§ **EXERCISE AIM**
Make a verbatim copy of the entries below; pictures stay out.

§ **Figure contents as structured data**
------------------------------------------------

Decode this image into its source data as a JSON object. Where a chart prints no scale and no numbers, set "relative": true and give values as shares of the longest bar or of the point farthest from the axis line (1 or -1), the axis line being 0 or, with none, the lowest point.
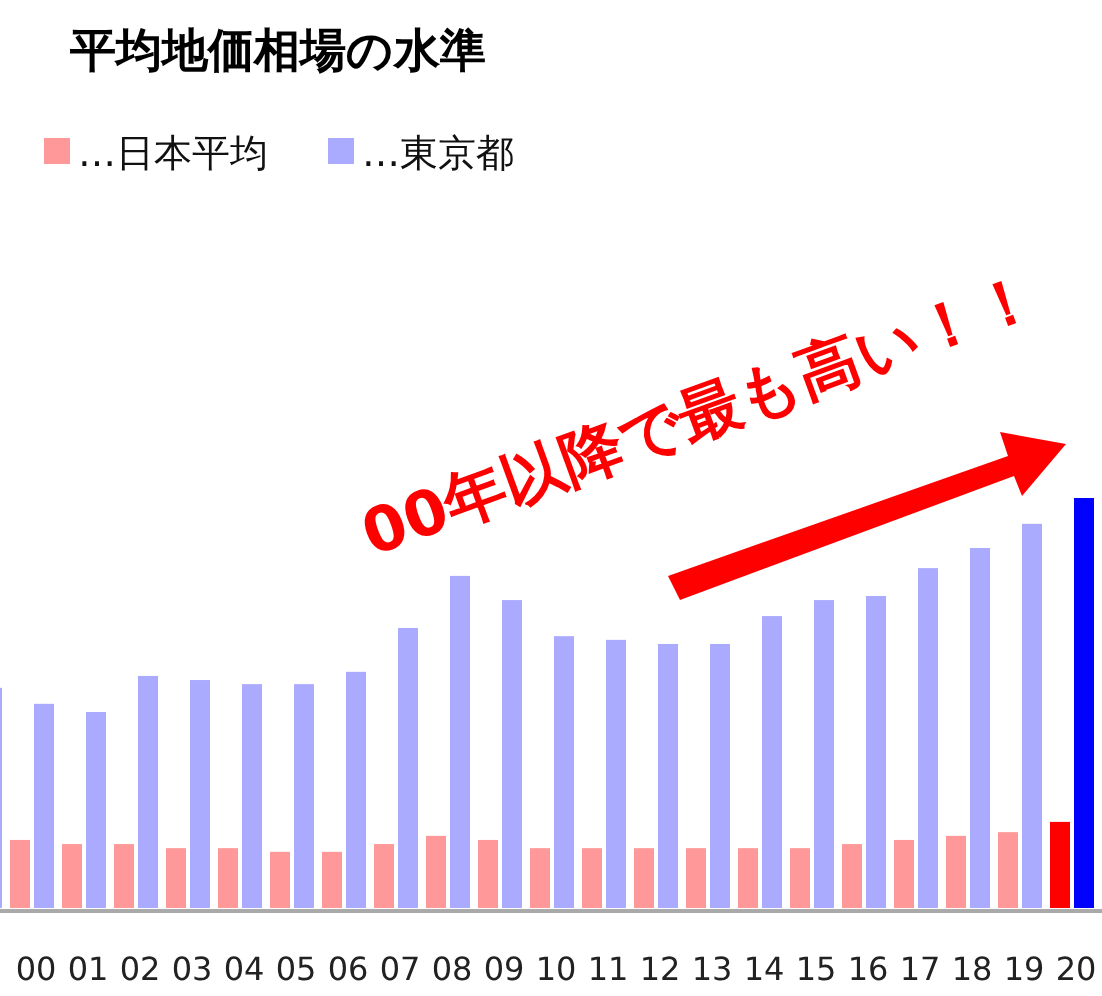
{
  "chart_data": {
    "type": "bar",
    "title": "平均地価相場の水準",
    "relative": true,
    "legend": "top left",
    "categories": [
      null,
      "00",
      "01",
      "02",
      "03",
      "04",
      "05",
      "06",
      "07",
      "08",
      "09",
      "10",
      "11",
      "12",
      "13",
      "14",
      "15",
      "16",
      "17",
      "18",
      "19",
      "20"
    ],
    "series": [
      {
        "name": "…日本平均",
        "color": "#ff9999",
        "colors": [
          null,
          "#ff9999",
          "#ff9999",
          "#ff9999",
          "#ff9999",
          "#ff9999",
          "#ff9999",
          "#ff9999",
          "#ff9999",
          "#ff9999",
          "#ff9999",
          "#ff9999",
          "#ff9999",
          "#ff9999",
          "#ff9999",
          "#ff9999",
          "#ff9999",
          "#ff9999",
          "#ff9999",
          "#ff9999",
          "#ff9999",
          "#ff0000"
        ],
        "values": [
          null,
          0.166,
          0.156,
          0.156,
          0.146,
          0.146,
          0.137,
          0.137,
          0.156,
          0.176,
          0.166,
          0.146,
          0.146,
          0.146,
          0.146,
          0.146,
          0.146,
          0.156,
          0.166,
          0.176,
          0.185,
          0.21
        ]
      },
      {
        "name": "…東京都",
        "color": "#aaaaff",
        "colors": [
          "#aaaaff",
          "#aaaaff",
          "#aaaaff",
          "#aaaaff",
          "#aaaaff",
          "#aaaaff",
          "#aaaaff",
          "#aaaaff",
          "#aaaaff",
          "#aaaaff",
          "#aaaaff",
          "#aaaaff",
          "#aaaaff",
          "#aaaaff",
          "#aaaaff",
          "#aaaaff",
          "#aaaaff",
          "#aaaaff",
          "#aaaaff",
          "#aaaaff",
          "#aaaaff",
          "#0000ff"
        ],
        "values": [
          0.537,
          0.498,
          0.478,
          0.566,
          0.556,
          0.546,
          0.546,
          0.576,
          0.683,
          0.81,
          0.751,
          0.663,
          0.654,
          0.644,
          0.644,
          0.712,
          0.751,
          0.761,
          0.829,
          0.878,
          0.937,
          1
        ]
      }
    ],
    "annotations": [
      "00年以降で最も高い！！"
    ]
  }
}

------------------------------------------------

§ **FULL ANSWER**
Decode this image into its source data as a JSON object. Where a chart prints no scale and no numbers, set "relative": true and give values as shares of the longest bar or of the point farthest from the axis line (1 or -1), the axis line being 0 or, with none, the lowest point.
{
  "chart_data": {
    "type": "bar",
    "title": "平均地価相場の水準",
    "relative": true,
    "legend": "top left",
    "categories": [
      null,
      "00",
      "01",
      "02",
      "03",
      "04",
      "05",
      "06",
      "07",
      "08",
      "09",
      "10",
      "11",
      "12",
      "13",
      "14",
      "15",
      "16",
      "17",
      "18",
      "19",
      "20"
    ],
    "series": [
      {
        "name": "…日本平均",
        "color": "#ff9999",
        "colors": [
          null,
          "#ff9999",
          "#ff9999",
          "#ff9999",
          "#ff9999",
          "#ff9999",
          "#ff9999",
          "#ff9999",
          "#ff9999",
          "#ff9999",
          "#ff9999",
          "#ff9999",
          "#ff9999",
          "#ff9999",
          "#ff9999",
          "#ff9999",
          "#ff9999",
          "#ff9999",
          "#ff9999",
          "#ff9999",
          "#ff9999",
          "#ff0000"
        ],
        "values": [
          null,
          0.166,
          0.156,
          0.156,
          0.146,
          0.146,
          0.137,
          0.137,
          0.156,
          0.176,
          0.166,
          0.146,
          0.146,
          0.146,
          0.146,
          0.146,
          0.146,
          0.156,
          0.166,
          0.176,
          0.185,
          0.21
        ]
      },
      {
        "name": "…東京都",
        "color": "#aaaaff",
        "colors": [
          "#aaaaff",
          "#aaaaff",
          "#aaaaff",
          "#aaaaff",
          "#aaaaff",
          "#aaaaff",
          "#aaaaff",
          "#aaaaff",
          "#aaaaff",
          "#aaaaff",
          "#aaaaff",
          "#aaaaff",
          "#aaaaff",
          "#aaaaff",
          "#aaaaff",
          "#aaaaff",
          "#aaaaff",
          "#aaaaff",
          "#aaaaff",
          "#aaaaff",
          "#aaaaff",
          "#0000ff"
        ],
        "values": [
          0.537,
          0.498,
          0.478,
          0.566,
          0.556,
          0.546,
          0.546,
          0.576,
          0.683,
          0.81,
          0.751,
          0.663,
          0.654,
          0.644,
          0.644,
          0.712,
          0.751,
          0.761,
          0.829,
          0.878,
          0.937,
          1
        ]
      }
    ],
    "annotations": [
      "00年以降で最も高い！！"
    ]
  }
}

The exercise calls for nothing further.